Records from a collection
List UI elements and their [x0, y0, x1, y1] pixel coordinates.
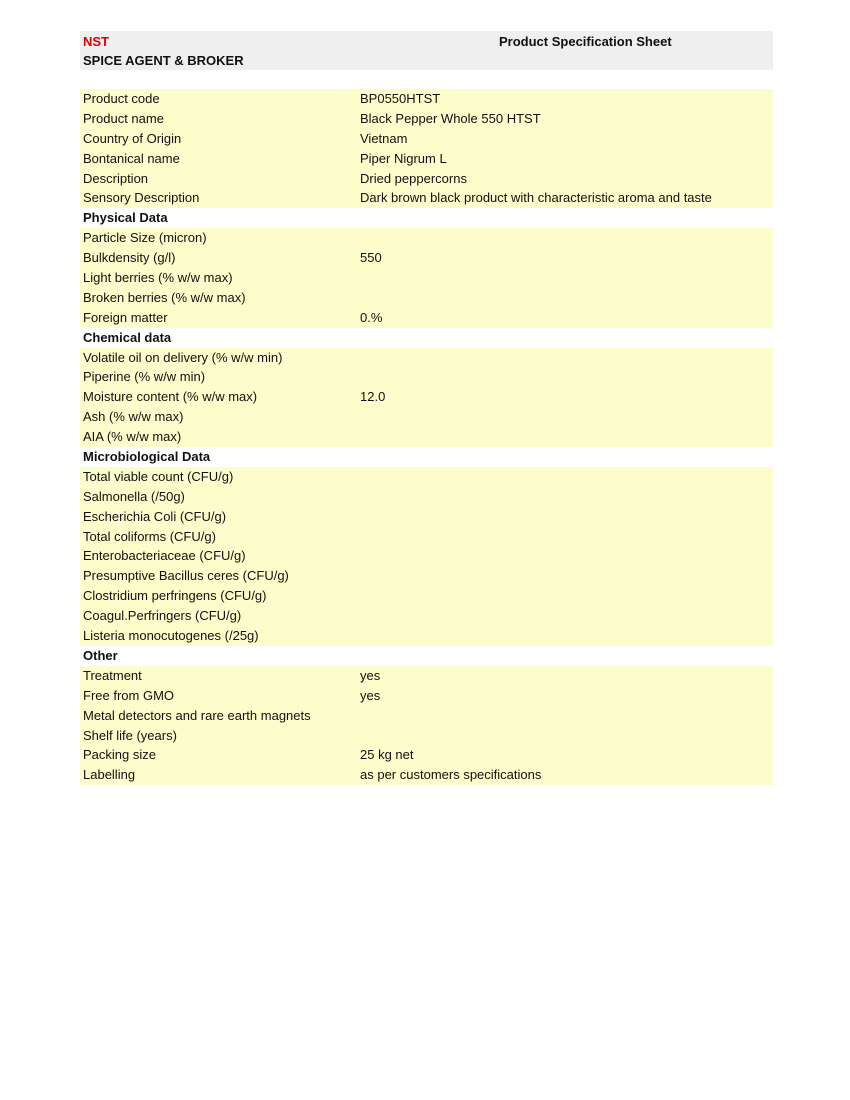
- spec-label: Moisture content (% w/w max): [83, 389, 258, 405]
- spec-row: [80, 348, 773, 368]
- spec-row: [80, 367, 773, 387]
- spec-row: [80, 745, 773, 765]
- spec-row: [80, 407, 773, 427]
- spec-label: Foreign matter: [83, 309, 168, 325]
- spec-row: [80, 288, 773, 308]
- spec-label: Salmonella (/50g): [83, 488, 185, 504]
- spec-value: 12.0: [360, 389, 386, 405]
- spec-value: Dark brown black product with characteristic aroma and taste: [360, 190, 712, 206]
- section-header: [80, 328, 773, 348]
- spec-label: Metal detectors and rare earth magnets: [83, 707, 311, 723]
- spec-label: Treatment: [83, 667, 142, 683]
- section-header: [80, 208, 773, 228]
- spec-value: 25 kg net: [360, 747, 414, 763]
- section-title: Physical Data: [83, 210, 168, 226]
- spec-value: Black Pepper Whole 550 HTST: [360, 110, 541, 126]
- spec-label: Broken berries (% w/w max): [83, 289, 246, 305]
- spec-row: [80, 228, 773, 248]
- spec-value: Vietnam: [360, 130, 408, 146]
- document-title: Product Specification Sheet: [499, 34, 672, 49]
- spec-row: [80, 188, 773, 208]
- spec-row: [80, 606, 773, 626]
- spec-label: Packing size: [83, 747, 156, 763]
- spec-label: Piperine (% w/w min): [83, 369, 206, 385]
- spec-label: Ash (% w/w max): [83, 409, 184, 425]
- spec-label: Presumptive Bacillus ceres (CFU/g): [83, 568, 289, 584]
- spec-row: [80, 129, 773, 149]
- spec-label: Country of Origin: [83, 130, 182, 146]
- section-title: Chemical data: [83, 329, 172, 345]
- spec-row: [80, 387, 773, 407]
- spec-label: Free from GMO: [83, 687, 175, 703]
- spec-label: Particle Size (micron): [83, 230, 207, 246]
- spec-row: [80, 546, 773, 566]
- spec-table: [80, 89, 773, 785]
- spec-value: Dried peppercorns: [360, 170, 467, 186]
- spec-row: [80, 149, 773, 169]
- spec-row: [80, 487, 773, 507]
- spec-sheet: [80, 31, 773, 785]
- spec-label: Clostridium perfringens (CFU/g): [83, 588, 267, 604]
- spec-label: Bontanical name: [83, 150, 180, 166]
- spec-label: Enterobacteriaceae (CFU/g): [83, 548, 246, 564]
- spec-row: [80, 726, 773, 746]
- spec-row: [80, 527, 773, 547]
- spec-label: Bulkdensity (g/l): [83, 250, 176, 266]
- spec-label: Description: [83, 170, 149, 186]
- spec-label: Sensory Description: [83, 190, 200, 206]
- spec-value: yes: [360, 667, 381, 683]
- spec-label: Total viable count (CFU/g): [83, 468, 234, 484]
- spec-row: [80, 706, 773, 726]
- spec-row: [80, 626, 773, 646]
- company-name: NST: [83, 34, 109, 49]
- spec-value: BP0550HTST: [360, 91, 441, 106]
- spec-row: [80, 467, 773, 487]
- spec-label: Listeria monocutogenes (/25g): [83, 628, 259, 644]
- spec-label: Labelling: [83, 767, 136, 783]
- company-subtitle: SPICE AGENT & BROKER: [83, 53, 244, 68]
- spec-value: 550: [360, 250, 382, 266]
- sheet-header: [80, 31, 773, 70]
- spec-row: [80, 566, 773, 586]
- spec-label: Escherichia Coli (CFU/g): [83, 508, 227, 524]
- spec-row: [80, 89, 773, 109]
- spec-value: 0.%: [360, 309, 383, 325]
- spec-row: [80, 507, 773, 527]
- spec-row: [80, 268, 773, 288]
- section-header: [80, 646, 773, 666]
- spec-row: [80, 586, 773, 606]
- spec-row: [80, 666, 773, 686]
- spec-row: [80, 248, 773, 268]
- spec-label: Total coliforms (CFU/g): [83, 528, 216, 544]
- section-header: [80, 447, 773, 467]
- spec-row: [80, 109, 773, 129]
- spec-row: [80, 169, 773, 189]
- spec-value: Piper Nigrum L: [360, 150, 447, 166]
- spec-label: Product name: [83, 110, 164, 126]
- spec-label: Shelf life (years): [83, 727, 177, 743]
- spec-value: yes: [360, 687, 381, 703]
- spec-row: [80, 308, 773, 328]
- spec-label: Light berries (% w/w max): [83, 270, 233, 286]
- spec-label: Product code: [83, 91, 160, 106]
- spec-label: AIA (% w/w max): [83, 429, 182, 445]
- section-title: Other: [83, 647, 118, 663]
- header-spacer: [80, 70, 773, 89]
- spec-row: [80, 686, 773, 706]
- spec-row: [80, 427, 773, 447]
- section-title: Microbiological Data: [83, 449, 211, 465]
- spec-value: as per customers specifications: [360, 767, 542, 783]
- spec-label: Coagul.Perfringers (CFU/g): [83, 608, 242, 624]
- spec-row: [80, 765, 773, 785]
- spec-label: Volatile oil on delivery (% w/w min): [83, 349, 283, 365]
...
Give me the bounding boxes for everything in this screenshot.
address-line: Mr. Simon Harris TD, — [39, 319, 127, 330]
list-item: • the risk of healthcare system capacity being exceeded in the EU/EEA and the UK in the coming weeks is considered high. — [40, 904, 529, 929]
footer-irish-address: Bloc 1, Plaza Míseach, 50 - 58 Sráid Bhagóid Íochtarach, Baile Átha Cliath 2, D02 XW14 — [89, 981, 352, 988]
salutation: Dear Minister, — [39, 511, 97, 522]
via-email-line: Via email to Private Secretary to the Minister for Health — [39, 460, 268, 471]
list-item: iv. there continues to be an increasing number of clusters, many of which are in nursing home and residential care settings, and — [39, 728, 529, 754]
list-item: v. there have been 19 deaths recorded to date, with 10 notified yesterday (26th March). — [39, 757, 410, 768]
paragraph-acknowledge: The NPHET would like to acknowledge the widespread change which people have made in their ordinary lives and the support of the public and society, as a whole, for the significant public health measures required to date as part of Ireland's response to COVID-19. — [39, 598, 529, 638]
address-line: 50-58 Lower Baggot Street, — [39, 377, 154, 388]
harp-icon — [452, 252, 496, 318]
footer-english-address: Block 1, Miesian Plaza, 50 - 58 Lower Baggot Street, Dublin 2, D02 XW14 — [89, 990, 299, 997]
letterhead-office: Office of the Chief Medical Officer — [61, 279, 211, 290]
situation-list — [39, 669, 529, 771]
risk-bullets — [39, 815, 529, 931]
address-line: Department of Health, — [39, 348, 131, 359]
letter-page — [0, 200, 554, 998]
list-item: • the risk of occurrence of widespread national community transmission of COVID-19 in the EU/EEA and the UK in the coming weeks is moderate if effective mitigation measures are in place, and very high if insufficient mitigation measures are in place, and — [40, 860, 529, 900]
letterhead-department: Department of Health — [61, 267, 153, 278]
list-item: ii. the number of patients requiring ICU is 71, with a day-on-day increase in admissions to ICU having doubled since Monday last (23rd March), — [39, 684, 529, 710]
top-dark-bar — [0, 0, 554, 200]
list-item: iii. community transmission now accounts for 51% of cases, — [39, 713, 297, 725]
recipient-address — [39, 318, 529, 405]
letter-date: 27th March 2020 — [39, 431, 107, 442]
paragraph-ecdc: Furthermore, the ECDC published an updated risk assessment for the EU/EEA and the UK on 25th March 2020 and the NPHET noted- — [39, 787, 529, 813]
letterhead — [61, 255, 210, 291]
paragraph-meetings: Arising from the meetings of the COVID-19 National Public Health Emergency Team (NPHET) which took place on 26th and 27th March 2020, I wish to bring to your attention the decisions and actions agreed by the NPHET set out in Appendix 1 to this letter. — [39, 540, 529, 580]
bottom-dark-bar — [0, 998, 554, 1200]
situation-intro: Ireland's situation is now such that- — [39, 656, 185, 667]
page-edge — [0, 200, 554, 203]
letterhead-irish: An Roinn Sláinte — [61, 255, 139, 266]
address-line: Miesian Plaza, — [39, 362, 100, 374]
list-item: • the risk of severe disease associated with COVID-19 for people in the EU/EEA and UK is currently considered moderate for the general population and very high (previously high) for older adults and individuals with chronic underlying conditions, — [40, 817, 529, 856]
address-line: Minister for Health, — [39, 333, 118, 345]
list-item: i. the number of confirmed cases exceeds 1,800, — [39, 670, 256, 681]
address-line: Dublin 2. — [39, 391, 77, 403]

* [WHAT THIS TASK INVOLVES]
Every line above that holds "situation" should be copied out.

* [OUTPUT FOR THIS TASK]
situation-list — [39, 669, 529, 771]
situation-intro: Ireland's situation is now such that- — [39, 656, 185, 667]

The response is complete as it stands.